Aim of the exercise
Copy each line below in which the string "First" occurs.

Data section
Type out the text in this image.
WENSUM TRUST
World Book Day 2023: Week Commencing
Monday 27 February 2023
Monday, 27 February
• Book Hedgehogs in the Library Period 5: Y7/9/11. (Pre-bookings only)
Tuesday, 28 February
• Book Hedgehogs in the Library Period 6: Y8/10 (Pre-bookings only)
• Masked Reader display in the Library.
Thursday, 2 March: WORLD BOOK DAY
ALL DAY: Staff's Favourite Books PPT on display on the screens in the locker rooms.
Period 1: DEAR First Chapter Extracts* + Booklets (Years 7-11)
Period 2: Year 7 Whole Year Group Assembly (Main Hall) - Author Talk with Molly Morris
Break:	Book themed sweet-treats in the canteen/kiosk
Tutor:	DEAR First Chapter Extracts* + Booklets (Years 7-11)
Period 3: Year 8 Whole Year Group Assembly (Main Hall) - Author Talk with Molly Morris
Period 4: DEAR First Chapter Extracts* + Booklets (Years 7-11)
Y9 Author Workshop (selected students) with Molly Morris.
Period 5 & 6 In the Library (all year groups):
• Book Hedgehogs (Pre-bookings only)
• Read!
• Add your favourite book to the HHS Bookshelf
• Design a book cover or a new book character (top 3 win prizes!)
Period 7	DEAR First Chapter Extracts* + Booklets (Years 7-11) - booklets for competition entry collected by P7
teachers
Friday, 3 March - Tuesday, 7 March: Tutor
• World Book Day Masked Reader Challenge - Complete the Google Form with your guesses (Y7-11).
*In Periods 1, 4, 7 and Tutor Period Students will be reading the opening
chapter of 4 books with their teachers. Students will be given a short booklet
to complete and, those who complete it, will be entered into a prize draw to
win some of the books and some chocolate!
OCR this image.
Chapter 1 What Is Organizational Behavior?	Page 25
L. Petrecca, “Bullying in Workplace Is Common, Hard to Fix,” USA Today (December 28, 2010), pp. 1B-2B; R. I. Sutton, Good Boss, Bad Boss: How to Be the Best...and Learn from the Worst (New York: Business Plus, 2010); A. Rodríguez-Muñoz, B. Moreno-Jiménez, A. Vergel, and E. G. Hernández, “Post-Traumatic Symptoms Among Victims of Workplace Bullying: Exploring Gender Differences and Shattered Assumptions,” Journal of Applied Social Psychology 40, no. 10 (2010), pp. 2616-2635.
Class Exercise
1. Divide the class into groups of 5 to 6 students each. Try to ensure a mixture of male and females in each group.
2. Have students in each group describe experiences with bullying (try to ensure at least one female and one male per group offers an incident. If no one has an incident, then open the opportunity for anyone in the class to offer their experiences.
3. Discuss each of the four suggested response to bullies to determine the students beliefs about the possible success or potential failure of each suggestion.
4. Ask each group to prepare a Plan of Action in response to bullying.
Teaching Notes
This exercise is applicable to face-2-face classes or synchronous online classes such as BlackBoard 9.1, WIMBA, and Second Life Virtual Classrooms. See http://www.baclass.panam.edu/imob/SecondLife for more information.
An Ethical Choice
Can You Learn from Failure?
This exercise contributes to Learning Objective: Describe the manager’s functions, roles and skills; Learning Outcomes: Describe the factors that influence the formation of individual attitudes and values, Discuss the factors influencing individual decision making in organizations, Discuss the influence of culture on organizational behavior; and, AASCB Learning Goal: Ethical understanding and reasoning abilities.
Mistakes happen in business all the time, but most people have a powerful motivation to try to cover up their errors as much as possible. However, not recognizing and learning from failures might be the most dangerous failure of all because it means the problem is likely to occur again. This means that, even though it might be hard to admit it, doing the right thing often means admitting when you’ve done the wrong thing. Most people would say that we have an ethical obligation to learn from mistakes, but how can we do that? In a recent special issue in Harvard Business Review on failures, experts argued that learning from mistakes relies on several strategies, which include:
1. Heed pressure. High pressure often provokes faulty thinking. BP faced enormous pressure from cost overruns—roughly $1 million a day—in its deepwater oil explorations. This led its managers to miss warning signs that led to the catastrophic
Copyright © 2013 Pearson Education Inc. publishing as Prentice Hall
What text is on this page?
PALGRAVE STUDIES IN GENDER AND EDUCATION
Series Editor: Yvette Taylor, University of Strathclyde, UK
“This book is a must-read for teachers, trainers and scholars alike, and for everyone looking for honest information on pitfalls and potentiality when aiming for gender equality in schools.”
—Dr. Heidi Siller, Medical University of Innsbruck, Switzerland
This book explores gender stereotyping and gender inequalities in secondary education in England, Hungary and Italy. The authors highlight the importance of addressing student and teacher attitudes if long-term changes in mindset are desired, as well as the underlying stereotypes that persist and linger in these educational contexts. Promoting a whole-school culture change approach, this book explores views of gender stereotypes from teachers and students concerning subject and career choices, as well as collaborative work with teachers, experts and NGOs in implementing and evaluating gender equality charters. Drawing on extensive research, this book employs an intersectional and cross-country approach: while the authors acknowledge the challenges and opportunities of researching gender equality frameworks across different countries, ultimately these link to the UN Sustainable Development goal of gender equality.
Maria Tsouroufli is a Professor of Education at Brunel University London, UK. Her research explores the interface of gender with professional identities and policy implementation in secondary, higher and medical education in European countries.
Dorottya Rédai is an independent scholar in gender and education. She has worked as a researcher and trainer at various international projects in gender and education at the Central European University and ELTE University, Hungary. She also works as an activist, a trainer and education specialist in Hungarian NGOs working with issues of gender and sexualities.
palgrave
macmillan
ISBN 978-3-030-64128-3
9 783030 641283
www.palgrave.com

Result
Period 1: DEAR First Chapter Extracts* + Booklets (Years 7-11)
Tutor:	DEAR First Chapter Extracts* + Booklets (Years 7-11)
Period 4: DEAR First Chapter Extracts* + Booklets (Years 7-11)
Period 7	DEAR First Chapter Extracts* + Booklets (Years 7-11) - booklets for competition entry collected by P7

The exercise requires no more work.